**Required work:**
Give only the count of lines containing "marker".
[Start of Entries provided]
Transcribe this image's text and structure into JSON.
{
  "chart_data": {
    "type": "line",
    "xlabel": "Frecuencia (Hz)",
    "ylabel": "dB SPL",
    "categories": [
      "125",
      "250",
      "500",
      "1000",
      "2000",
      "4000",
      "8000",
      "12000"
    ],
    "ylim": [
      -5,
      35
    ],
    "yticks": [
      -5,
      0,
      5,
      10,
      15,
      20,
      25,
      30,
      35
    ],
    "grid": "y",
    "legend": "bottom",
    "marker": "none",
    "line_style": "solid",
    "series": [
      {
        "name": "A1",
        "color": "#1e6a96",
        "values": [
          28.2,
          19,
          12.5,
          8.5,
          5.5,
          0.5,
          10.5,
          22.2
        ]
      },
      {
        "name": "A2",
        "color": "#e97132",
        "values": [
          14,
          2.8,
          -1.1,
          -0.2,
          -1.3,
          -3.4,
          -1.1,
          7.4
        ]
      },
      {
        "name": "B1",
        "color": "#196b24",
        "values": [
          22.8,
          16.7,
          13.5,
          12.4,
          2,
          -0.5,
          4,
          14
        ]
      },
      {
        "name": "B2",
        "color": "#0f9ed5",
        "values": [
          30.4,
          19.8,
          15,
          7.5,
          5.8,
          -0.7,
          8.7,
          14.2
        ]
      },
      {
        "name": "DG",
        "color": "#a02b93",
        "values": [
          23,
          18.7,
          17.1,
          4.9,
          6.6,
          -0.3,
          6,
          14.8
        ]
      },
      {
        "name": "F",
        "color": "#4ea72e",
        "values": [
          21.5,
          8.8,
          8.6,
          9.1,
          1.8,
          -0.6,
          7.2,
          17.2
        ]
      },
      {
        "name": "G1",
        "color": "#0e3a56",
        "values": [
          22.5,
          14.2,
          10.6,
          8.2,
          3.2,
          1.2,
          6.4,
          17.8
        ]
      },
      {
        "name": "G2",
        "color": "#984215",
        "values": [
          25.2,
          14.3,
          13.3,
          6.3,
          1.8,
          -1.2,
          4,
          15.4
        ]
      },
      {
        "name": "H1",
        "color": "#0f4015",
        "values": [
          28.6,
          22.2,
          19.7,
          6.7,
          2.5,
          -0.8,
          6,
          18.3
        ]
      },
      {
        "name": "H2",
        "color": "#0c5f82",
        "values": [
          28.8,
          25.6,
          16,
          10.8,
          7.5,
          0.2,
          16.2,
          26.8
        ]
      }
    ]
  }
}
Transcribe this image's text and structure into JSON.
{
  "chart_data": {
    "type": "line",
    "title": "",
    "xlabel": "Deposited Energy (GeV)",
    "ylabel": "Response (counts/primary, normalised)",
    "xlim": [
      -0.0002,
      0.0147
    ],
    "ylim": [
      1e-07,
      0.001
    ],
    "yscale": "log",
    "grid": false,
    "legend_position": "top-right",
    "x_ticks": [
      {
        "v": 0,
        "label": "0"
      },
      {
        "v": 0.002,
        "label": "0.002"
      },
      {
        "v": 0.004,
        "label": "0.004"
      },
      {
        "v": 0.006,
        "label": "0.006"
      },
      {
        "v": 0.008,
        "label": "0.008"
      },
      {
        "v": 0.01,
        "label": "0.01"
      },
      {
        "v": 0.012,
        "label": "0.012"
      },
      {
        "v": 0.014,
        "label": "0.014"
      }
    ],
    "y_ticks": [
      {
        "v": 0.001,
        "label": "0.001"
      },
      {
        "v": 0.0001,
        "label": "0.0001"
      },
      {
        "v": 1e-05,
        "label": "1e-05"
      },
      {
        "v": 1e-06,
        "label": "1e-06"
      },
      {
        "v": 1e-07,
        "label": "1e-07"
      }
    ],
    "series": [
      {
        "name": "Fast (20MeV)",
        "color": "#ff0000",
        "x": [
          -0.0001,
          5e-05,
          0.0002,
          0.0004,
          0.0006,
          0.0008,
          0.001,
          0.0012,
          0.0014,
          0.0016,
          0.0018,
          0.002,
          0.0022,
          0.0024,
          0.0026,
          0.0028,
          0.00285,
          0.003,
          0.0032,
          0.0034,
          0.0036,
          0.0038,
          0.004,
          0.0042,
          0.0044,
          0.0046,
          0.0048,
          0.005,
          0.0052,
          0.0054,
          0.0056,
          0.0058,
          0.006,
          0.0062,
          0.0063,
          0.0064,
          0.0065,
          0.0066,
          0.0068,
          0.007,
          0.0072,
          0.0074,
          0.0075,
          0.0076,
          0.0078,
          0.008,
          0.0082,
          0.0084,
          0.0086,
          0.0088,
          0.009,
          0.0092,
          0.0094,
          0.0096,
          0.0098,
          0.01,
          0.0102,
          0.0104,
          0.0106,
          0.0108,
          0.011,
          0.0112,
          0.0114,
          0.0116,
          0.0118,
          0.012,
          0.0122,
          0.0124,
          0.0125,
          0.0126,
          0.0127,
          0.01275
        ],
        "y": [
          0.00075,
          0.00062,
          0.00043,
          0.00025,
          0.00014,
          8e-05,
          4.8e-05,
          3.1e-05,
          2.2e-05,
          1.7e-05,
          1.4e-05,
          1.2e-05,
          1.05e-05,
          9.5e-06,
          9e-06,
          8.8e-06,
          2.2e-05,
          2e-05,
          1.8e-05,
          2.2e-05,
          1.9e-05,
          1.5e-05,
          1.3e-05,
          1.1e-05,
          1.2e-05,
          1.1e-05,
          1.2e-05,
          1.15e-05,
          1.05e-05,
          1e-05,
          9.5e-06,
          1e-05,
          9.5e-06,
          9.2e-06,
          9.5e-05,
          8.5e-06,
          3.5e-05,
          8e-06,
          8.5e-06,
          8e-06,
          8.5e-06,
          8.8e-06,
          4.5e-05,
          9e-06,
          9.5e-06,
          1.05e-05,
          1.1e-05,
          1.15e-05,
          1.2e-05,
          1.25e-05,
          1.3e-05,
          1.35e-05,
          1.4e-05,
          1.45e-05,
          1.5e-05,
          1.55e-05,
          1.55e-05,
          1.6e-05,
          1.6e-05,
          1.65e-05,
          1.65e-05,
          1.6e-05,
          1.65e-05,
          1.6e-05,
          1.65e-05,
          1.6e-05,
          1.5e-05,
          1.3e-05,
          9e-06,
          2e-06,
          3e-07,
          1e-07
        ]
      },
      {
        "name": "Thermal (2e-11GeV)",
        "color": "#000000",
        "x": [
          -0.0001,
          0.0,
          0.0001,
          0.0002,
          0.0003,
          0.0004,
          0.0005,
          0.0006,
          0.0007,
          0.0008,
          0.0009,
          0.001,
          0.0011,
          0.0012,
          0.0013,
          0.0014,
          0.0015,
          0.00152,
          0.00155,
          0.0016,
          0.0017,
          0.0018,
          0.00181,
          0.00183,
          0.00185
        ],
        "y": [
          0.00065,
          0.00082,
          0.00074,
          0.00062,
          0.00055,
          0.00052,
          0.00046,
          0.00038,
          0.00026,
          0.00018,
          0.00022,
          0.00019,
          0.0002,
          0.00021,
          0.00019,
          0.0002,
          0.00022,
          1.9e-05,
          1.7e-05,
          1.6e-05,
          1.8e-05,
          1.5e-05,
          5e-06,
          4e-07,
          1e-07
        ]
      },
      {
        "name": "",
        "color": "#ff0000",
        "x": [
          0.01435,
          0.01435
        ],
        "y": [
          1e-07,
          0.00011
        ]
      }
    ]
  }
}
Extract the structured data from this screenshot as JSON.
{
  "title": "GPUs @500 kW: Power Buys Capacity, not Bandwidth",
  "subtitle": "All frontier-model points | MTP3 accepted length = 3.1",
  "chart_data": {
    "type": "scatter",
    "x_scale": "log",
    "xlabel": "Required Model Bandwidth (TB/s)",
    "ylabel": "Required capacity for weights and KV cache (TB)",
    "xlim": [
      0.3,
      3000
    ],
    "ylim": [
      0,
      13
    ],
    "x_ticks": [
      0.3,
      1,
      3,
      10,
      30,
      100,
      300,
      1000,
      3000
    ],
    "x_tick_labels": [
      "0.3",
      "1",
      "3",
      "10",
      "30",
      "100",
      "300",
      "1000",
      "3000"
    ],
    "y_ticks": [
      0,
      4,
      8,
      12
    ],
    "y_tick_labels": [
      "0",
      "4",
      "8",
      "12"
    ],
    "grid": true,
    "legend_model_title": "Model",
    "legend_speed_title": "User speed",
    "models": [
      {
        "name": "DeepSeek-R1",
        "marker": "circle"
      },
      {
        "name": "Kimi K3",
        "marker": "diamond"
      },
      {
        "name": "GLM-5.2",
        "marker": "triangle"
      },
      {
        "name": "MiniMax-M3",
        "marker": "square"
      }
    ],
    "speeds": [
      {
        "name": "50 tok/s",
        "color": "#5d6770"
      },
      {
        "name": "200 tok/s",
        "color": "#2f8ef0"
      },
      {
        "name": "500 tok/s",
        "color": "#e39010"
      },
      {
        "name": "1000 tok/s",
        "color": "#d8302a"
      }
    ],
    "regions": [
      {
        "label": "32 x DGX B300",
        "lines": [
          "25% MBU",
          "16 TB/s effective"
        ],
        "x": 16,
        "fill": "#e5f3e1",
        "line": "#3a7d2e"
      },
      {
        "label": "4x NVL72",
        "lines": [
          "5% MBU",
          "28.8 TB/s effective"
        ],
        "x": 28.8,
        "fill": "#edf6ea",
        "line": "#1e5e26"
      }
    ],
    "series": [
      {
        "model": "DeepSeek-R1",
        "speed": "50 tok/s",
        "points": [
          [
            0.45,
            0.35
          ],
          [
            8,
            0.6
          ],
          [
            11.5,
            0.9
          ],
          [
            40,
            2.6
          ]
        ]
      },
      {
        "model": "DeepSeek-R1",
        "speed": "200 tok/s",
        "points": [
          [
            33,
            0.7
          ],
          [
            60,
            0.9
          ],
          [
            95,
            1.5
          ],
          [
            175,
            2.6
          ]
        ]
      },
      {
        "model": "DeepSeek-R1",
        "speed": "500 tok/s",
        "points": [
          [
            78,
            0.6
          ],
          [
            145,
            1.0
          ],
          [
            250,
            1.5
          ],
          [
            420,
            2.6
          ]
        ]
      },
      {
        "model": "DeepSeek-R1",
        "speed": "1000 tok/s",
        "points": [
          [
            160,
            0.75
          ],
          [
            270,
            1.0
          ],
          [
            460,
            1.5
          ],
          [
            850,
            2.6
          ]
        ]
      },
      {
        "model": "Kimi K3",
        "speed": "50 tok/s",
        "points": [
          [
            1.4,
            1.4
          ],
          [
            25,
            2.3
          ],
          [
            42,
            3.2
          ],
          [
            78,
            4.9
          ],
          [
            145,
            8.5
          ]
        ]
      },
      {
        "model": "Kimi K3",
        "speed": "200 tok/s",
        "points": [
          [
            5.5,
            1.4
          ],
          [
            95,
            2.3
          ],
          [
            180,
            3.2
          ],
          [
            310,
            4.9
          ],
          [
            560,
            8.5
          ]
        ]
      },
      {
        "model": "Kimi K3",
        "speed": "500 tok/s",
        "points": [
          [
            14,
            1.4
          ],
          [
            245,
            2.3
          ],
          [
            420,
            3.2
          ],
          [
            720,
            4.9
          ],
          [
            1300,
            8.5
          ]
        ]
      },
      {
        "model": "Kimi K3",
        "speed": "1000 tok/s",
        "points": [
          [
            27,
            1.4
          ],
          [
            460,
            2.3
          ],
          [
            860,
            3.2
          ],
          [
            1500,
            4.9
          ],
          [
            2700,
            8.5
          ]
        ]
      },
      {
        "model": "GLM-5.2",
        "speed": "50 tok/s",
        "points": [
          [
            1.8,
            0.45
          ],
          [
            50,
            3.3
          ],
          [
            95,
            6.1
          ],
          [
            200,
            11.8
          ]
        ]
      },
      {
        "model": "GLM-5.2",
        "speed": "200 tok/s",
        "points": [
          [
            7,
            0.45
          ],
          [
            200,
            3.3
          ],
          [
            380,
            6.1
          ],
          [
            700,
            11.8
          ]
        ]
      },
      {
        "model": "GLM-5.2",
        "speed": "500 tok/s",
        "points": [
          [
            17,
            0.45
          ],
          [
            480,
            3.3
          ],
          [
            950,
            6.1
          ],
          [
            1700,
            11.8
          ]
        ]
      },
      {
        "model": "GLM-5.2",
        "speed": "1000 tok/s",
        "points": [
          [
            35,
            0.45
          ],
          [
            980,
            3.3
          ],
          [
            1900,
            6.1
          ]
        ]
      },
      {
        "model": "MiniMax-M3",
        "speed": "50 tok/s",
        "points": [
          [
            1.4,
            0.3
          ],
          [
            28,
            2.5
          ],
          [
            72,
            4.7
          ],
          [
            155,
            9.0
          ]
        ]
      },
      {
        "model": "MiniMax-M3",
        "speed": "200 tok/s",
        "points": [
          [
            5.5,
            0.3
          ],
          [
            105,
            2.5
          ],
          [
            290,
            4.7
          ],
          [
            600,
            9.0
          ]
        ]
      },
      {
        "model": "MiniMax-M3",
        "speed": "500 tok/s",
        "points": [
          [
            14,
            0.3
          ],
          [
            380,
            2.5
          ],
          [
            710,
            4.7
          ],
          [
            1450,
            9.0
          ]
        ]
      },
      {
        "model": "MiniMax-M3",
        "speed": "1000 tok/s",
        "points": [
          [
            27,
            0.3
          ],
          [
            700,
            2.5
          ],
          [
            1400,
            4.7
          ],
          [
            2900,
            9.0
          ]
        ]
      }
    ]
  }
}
[End of Entries provided]
**Answer to this exercise:**
5